DO THIS: Each line containing the word "plant" should be found and copied.

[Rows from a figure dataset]
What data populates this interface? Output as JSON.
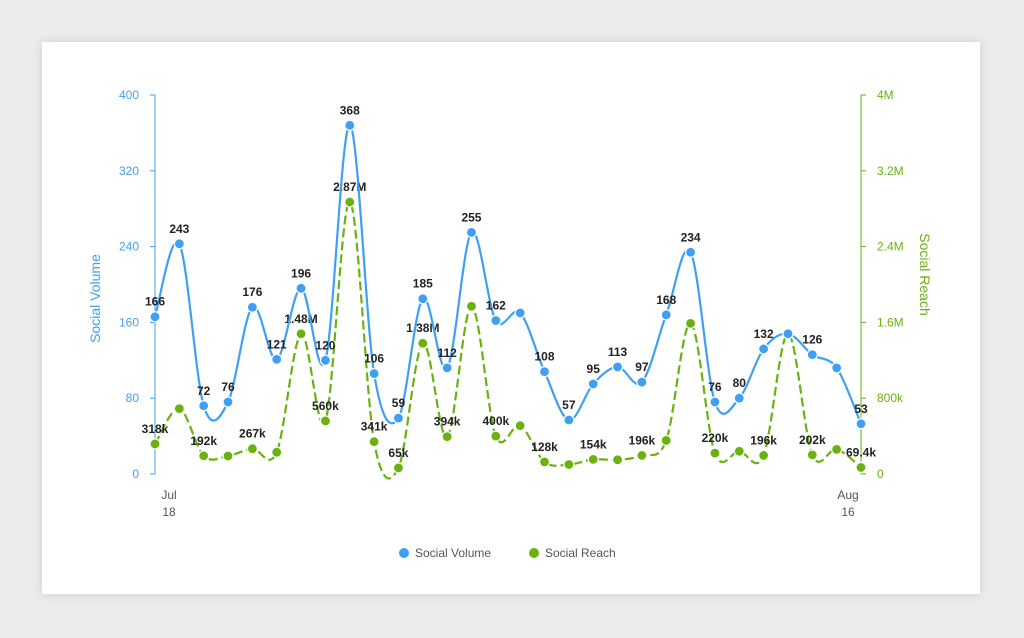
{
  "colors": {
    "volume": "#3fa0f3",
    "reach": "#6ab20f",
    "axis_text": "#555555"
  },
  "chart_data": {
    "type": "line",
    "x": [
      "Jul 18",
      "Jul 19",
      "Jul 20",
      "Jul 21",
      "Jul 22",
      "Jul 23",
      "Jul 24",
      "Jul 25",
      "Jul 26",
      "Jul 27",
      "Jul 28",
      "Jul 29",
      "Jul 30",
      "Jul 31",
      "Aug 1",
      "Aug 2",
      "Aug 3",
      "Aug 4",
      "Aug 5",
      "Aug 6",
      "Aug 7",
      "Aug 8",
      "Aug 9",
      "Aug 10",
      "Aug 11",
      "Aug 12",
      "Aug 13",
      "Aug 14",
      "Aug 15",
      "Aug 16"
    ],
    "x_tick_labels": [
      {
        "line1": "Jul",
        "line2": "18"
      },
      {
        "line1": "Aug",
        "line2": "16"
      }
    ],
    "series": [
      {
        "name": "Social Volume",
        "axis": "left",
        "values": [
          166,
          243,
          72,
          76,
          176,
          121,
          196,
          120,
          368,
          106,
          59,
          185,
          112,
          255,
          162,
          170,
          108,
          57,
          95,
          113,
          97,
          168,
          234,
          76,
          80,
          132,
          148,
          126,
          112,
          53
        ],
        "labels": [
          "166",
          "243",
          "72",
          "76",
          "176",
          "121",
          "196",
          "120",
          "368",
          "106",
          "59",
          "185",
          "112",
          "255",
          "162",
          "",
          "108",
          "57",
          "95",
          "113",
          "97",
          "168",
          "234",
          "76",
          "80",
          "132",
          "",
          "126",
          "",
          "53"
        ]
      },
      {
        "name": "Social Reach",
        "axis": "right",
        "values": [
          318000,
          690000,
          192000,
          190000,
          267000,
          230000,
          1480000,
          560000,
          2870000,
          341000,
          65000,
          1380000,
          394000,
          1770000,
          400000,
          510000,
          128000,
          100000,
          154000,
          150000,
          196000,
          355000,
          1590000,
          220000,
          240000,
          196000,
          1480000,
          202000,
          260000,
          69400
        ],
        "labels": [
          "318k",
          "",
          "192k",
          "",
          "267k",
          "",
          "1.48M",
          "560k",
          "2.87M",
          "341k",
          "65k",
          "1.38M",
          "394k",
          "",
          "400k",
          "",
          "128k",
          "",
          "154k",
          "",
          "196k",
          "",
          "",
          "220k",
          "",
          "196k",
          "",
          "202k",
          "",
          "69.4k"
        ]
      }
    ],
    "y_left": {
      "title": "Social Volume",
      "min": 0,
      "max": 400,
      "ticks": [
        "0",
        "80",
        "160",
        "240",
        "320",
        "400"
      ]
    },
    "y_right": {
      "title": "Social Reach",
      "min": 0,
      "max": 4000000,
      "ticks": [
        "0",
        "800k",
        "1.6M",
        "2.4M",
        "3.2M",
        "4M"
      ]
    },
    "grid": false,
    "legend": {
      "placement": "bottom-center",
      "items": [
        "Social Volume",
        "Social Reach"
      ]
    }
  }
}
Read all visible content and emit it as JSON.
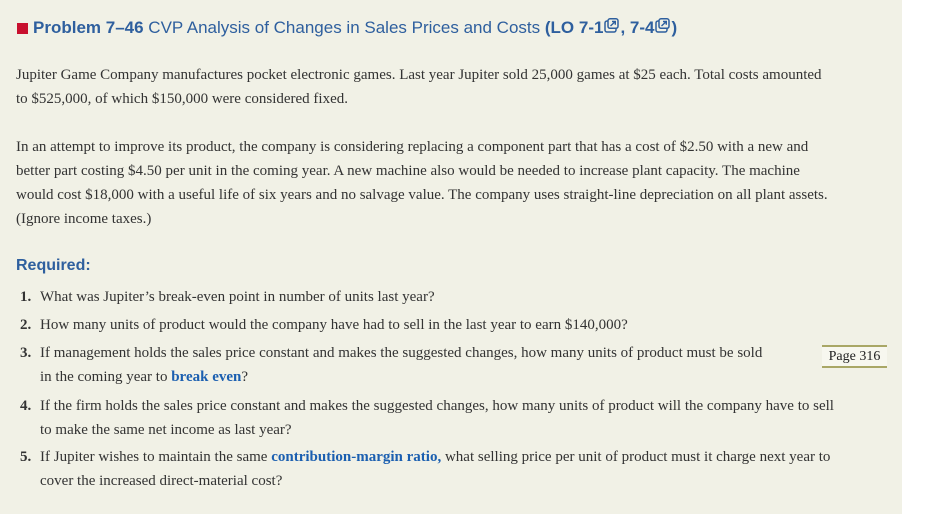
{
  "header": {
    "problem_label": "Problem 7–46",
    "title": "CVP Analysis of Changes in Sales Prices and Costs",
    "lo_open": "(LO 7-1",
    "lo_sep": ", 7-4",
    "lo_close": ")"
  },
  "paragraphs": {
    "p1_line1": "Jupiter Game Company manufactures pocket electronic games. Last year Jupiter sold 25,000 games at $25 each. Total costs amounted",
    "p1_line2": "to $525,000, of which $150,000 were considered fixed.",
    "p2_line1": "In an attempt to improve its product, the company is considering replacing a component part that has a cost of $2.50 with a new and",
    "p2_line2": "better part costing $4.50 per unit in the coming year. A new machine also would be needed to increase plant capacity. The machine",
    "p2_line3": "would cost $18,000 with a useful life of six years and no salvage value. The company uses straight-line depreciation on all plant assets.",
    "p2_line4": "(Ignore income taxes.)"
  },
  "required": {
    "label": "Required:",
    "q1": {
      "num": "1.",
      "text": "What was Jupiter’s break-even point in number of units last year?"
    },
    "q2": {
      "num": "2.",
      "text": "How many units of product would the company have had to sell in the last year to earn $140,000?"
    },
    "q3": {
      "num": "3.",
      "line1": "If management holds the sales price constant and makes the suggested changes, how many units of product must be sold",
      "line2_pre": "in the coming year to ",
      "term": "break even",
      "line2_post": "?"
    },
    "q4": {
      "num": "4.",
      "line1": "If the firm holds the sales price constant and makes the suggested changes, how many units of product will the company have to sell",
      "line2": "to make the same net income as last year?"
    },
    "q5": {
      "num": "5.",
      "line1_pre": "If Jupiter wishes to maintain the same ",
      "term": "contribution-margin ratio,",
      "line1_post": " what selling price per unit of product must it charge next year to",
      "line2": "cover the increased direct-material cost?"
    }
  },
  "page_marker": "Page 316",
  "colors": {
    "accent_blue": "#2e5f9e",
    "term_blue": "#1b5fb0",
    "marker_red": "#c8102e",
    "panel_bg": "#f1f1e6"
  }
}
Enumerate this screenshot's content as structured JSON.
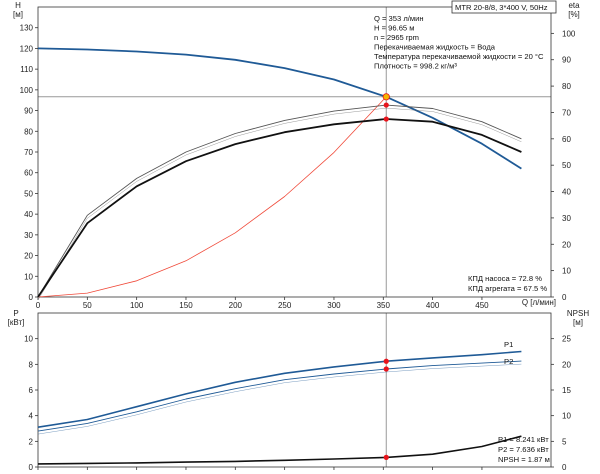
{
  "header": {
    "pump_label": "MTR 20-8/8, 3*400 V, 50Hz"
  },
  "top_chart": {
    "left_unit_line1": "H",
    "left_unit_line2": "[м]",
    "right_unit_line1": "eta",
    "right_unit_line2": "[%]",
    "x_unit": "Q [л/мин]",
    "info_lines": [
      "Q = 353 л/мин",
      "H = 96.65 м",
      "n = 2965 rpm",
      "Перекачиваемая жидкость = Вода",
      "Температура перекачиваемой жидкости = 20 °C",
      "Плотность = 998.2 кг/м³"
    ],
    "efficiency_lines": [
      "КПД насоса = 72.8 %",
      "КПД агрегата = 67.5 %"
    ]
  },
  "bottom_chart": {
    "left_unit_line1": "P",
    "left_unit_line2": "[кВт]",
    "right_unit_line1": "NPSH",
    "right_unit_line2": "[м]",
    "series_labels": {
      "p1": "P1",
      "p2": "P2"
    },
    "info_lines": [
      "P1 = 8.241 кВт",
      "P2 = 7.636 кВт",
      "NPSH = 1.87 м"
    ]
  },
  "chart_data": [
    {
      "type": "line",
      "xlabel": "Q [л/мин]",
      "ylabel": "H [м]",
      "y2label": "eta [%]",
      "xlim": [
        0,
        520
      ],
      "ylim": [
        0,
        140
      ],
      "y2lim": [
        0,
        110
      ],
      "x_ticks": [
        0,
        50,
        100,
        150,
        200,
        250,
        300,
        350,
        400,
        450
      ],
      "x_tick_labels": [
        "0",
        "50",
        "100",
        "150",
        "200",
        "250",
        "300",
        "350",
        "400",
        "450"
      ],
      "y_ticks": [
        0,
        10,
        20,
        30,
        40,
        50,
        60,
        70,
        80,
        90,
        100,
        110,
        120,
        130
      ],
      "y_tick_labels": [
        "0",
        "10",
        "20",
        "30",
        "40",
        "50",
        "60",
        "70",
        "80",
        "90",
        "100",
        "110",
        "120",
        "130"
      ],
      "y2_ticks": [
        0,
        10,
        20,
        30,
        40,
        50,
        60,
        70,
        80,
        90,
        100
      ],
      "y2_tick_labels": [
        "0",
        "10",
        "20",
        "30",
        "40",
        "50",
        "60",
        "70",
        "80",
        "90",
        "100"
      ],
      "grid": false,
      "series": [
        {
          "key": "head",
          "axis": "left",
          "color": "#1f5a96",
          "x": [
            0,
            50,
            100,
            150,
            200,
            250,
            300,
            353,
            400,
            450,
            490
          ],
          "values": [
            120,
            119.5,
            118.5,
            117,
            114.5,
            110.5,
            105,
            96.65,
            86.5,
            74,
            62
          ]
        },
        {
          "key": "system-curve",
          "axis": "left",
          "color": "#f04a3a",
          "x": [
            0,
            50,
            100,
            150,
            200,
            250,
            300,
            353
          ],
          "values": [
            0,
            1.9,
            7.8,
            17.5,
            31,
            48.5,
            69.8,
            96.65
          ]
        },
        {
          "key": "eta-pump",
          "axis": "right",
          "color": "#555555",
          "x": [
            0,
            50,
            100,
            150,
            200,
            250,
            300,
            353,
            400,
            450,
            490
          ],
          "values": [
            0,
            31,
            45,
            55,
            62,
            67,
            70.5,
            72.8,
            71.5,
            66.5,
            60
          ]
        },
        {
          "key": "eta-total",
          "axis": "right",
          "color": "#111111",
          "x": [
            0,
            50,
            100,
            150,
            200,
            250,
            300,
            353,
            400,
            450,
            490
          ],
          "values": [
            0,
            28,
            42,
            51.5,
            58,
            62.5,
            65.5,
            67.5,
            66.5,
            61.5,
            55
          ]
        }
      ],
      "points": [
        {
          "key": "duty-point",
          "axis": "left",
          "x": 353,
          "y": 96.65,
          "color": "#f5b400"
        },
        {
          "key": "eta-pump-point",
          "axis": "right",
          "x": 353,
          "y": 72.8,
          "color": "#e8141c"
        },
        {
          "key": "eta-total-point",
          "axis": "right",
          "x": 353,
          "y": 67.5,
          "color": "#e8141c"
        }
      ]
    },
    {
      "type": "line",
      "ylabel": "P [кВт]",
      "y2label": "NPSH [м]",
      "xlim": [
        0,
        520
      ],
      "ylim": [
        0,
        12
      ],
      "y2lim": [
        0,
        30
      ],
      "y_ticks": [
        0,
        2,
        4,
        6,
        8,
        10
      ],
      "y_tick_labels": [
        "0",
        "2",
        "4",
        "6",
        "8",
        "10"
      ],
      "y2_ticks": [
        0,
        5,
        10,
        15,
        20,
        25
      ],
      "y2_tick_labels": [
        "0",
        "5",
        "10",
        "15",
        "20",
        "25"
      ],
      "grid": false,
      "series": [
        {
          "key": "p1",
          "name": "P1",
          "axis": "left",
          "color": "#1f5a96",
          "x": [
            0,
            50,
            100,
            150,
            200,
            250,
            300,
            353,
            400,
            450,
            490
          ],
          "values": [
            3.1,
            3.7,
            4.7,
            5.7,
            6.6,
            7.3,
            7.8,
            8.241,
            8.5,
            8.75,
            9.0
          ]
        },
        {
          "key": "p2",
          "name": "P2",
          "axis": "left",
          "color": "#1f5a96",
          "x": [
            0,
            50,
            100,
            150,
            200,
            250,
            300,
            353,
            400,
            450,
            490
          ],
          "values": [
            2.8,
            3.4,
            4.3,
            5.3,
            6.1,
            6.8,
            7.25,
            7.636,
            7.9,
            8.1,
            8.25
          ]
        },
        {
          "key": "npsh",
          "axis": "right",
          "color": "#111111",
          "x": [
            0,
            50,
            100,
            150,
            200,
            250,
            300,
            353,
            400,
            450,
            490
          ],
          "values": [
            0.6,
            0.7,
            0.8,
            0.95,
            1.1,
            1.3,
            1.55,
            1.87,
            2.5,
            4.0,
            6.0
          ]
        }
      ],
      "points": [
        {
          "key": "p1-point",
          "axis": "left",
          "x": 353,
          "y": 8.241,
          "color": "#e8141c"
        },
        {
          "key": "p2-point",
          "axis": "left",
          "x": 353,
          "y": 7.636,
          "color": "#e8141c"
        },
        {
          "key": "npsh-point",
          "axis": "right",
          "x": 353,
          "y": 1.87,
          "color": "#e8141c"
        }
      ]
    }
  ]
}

COMPLETE RESPONSE:
    "p2_line2": "better part costing $4.50 per unit in the coming year. A new machine also would be needed to increase plant capacity. The machine",
    "p2_line3": "would cost $18,000 with a useful life of six years and no salvage value. The company uses straight-line depreciation on all plant assets.",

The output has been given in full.